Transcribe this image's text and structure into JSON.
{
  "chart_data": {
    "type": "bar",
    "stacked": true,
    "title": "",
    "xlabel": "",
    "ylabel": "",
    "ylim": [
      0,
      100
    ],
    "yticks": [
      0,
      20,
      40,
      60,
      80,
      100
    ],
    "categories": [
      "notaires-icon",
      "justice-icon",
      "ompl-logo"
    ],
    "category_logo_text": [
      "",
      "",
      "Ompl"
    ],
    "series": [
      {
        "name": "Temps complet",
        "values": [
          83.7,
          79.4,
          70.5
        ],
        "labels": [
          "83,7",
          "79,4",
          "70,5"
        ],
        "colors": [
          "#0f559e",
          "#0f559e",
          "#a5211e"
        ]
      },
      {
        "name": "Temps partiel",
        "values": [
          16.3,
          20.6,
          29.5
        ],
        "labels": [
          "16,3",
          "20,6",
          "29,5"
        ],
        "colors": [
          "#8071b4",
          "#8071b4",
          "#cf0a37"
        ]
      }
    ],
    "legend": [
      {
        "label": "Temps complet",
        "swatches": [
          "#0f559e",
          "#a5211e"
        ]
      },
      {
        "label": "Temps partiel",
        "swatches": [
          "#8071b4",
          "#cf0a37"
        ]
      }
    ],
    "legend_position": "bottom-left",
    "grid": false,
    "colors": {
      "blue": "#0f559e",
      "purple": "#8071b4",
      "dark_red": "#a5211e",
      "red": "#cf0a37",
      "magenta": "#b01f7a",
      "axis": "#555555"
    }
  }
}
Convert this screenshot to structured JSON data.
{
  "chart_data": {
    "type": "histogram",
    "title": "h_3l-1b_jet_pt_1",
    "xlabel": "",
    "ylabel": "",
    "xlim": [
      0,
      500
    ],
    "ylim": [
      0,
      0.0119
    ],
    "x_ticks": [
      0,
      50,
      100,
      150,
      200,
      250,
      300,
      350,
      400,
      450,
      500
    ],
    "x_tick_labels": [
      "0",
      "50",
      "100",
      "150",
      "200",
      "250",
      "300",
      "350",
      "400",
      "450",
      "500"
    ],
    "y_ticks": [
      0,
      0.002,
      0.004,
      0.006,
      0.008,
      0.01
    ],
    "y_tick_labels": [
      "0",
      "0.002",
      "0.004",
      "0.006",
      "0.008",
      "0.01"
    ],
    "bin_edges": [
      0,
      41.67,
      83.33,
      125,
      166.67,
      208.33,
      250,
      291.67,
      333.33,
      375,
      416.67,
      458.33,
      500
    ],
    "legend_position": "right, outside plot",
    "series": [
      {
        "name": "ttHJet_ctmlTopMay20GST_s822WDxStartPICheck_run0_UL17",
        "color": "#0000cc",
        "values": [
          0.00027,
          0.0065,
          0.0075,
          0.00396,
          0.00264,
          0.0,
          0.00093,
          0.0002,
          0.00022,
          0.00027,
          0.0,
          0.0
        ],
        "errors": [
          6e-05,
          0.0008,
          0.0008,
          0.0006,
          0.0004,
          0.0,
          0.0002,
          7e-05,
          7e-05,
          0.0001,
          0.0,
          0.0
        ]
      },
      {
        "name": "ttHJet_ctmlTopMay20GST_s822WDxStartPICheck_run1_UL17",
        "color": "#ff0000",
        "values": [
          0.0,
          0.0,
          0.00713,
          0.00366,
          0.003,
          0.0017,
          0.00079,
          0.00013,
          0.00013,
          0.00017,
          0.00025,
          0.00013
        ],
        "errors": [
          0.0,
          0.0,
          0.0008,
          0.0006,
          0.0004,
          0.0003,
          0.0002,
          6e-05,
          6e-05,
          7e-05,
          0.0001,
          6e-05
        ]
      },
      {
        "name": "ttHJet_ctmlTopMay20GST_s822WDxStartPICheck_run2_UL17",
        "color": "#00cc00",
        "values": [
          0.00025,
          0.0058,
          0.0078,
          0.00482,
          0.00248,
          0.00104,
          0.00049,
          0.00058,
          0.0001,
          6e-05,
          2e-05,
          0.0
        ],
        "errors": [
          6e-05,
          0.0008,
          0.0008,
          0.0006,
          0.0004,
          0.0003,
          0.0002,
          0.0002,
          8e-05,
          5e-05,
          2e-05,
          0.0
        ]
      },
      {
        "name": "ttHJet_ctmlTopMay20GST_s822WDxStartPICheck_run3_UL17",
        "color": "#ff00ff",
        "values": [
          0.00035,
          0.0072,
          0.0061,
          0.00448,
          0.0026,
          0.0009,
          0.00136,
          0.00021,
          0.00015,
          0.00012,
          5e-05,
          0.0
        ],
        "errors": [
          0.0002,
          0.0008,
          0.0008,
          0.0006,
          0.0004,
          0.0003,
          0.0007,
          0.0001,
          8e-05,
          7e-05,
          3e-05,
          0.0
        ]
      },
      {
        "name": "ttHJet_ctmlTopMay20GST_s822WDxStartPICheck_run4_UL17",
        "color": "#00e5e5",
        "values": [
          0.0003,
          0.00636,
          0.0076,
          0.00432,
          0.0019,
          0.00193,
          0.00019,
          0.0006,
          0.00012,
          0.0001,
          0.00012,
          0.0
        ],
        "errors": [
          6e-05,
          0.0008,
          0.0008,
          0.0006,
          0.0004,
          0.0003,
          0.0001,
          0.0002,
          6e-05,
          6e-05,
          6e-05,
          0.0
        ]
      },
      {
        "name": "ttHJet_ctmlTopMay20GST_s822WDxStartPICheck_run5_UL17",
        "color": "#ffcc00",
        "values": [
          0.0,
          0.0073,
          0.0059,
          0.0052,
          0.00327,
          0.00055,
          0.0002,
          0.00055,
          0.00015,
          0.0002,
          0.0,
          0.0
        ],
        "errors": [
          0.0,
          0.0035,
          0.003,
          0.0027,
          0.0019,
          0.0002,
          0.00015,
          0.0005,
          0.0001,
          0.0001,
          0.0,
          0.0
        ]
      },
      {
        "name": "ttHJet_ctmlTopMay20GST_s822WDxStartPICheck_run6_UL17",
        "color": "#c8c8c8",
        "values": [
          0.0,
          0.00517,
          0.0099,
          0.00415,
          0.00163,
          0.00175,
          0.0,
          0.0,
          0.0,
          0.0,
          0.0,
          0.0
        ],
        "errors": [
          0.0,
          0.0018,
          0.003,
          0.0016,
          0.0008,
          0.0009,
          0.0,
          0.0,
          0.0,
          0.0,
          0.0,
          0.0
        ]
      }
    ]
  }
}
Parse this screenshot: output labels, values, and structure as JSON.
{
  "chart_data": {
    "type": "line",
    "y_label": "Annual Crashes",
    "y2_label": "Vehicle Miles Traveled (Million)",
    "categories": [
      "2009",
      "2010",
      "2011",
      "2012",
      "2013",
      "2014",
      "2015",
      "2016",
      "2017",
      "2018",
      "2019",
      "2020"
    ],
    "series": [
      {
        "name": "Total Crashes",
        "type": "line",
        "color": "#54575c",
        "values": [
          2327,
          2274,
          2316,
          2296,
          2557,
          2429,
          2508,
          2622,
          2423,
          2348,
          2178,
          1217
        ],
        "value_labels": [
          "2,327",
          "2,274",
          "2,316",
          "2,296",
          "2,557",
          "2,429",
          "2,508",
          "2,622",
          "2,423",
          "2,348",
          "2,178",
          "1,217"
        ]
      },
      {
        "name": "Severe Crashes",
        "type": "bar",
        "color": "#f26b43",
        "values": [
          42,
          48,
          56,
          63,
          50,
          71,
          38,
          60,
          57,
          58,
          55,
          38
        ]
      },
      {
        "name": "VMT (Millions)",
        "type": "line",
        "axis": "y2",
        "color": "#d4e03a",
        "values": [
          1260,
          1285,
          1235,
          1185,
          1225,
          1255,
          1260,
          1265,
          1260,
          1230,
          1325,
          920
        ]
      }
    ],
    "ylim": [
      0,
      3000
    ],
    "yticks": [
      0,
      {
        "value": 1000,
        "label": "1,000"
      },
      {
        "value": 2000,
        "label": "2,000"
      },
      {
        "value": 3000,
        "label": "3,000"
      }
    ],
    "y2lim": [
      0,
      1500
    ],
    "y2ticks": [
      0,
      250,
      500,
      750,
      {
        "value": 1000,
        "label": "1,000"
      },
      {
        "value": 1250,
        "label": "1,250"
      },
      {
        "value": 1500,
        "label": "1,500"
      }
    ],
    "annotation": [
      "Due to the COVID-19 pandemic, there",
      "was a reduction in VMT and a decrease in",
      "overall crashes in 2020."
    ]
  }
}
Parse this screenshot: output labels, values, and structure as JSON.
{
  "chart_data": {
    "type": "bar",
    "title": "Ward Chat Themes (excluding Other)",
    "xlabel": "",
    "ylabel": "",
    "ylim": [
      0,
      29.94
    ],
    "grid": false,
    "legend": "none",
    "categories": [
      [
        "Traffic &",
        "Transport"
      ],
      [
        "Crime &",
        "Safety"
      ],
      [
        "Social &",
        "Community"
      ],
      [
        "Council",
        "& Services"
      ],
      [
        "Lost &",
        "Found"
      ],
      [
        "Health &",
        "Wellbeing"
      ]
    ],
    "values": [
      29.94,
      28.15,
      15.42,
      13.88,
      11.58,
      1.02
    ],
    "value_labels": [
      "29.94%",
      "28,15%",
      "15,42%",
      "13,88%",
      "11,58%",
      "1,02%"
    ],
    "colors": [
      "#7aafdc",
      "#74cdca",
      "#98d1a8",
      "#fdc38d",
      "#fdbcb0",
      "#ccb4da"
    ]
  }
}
──────
Collect from the data above every line that includes "partiel".

> [Answer in full]
        "name": "Temps partiel",
        "label": "Temps partiel",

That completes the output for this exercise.